*TASK DESCRIPTION:*
Using the listing below, copy every line that mentions "this".
--- BEGIN SUPPLIED MATERIAL ---
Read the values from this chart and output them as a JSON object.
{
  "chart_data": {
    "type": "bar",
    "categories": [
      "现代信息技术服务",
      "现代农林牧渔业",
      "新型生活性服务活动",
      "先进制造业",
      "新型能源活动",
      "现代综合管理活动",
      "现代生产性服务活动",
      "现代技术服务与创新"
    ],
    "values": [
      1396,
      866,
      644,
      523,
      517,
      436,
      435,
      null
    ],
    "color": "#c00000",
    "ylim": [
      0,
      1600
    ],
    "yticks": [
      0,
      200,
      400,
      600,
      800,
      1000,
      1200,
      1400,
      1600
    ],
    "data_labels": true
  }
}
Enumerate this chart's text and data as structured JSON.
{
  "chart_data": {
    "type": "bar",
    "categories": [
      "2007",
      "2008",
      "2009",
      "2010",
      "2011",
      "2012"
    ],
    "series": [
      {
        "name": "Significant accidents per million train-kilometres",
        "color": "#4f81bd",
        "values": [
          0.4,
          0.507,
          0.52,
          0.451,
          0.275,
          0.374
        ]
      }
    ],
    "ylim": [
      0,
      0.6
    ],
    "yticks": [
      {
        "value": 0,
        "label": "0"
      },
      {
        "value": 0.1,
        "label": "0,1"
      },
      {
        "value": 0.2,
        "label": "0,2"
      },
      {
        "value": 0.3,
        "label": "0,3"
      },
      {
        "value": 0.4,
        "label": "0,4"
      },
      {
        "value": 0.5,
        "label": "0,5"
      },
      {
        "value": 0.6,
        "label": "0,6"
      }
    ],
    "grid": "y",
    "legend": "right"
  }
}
--- END SUPPLIED MATERIAL ---
*CORRECT OUTPUT:*
Read the values from this chart and output them as a JSON object.
Enumerate this chart's text and data as structured JSON.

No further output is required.